(Stored dataset items)
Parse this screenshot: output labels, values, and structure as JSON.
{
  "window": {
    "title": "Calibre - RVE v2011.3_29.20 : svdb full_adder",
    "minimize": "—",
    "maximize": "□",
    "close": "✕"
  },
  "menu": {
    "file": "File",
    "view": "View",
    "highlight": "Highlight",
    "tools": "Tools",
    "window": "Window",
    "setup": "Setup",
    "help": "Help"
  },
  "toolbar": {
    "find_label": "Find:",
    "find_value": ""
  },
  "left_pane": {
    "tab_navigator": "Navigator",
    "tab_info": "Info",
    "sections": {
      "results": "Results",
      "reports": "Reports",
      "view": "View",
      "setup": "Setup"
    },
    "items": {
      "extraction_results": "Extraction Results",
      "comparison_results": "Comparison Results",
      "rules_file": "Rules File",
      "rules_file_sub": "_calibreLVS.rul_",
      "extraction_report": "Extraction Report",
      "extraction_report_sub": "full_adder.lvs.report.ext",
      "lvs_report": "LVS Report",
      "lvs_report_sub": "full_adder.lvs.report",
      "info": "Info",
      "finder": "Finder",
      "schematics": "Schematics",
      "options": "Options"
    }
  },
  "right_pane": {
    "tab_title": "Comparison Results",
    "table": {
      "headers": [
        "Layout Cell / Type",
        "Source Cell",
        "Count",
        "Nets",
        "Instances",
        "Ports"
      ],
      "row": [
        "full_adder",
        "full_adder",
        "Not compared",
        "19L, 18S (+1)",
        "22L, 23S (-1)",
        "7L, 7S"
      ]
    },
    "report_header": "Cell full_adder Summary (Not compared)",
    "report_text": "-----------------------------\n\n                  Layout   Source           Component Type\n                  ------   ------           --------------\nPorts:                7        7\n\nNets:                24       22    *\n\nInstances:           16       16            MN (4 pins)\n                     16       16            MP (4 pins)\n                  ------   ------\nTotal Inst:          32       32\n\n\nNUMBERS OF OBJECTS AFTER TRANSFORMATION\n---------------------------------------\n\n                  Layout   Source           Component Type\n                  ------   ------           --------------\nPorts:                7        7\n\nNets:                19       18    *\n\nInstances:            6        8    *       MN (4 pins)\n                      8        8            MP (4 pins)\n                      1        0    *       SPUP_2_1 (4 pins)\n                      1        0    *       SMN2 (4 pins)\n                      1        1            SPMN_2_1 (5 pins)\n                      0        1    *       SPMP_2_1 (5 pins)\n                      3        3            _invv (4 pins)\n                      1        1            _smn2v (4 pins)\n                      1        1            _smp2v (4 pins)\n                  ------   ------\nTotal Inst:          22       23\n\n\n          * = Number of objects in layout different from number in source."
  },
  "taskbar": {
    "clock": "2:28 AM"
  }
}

* * *

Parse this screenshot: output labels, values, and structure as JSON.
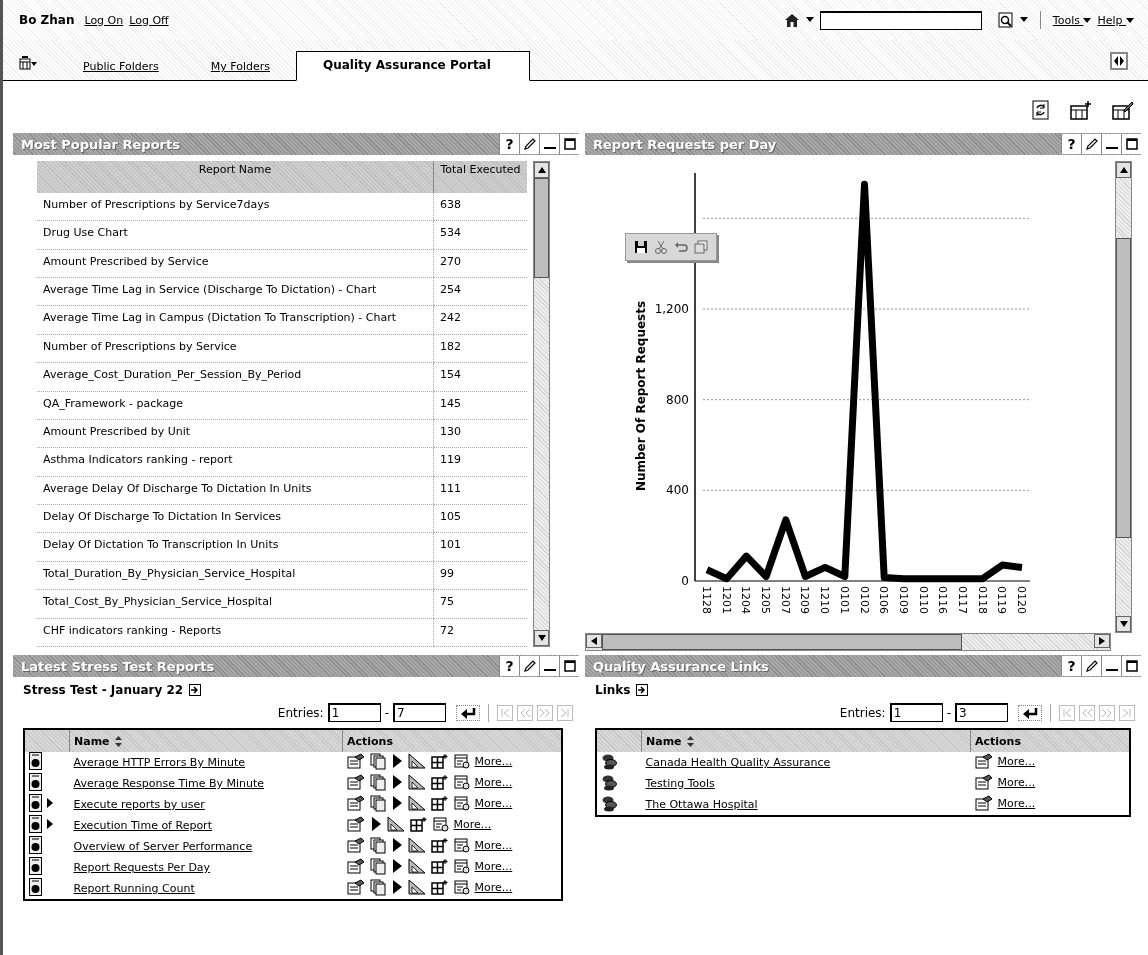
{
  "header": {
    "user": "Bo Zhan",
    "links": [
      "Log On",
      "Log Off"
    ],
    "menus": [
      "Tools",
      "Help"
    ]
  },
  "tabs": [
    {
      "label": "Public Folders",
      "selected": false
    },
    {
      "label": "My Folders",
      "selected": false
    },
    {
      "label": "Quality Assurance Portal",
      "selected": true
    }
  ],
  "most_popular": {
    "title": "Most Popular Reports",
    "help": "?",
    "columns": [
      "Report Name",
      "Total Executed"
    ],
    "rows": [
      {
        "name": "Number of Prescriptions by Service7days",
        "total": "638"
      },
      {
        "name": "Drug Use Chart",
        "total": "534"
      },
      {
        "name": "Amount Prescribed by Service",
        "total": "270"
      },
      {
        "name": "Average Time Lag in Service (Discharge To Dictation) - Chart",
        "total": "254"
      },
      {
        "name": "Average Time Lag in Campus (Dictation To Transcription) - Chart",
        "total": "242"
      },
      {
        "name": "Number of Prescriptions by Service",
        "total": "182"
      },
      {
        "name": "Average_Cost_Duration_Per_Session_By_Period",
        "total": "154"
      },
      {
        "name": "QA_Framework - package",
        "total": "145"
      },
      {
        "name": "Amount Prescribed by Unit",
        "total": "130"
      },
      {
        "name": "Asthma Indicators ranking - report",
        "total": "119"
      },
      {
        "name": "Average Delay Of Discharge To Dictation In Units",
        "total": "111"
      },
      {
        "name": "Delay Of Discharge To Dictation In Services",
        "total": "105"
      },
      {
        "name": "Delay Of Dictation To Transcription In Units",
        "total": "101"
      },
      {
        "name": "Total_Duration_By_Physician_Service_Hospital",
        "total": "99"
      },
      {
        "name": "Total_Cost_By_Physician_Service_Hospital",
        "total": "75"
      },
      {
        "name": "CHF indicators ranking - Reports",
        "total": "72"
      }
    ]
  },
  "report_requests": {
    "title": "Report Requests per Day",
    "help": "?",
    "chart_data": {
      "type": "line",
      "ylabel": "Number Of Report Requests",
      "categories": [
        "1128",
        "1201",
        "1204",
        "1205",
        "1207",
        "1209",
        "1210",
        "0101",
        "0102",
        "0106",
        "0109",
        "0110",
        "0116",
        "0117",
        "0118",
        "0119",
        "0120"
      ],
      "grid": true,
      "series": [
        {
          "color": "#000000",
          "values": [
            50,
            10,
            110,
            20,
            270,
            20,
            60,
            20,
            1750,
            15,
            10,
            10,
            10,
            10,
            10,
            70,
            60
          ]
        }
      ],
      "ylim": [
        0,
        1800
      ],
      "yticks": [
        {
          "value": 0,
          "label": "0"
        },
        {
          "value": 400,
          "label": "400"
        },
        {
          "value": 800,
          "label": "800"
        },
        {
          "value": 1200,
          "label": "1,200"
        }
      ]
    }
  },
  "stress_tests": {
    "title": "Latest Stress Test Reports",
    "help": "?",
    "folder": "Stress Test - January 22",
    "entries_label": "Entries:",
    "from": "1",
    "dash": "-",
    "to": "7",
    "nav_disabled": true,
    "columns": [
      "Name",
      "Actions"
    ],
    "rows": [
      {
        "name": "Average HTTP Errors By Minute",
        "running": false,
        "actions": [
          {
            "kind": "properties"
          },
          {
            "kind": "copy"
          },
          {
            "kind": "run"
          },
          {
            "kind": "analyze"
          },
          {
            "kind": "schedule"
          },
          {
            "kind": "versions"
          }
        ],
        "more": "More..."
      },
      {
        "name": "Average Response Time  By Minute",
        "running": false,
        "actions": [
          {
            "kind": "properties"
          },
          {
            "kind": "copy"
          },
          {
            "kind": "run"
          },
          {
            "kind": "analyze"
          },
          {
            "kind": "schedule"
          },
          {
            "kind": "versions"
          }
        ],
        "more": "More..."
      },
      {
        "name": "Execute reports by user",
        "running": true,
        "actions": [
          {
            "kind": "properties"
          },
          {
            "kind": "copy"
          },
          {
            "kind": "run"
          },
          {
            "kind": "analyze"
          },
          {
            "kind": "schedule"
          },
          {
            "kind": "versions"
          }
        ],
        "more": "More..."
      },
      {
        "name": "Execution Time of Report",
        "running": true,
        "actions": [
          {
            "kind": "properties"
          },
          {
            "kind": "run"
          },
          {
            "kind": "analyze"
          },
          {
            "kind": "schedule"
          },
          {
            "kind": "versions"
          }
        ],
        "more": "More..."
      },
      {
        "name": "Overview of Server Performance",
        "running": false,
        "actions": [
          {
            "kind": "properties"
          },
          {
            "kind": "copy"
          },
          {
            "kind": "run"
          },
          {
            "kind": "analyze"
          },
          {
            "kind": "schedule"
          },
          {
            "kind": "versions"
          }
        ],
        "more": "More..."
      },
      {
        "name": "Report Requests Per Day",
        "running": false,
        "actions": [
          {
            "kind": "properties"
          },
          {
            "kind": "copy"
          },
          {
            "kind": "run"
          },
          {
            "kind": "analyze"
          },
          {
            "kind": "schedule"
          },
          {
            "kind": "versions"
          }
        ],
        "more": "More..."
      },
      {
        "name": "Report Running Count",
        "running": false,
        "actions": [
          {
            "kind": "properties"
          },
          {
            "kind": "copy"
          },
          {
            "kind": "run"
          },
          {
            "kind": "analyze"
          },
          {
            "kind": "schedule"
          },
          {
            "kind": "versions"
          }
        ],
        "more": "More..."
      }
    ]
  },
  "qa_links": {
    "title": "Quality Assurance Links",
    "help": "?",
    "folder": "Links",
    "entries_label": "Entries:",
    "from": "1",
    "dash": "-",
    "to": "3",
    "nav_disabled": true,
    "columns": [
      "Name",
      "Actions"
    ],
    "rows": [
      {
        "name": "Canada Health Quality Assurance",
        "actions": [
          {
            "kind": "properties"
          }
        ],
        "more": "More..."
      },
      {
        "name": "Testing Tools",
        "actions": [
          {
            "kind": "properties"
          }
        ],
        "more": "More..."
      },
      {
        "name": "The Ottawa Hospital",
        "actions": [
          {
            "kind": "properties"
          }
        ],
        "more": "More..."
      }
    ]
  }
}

**EXERCISE TASK**. Find the lines above that contain the word "Cell" and collect them.

**WRITTEN SOLUTION**.
        "Layout Cell / Type",
        "Source Cell",
    "report_header": "Cell full_adder Summary (Not compared)",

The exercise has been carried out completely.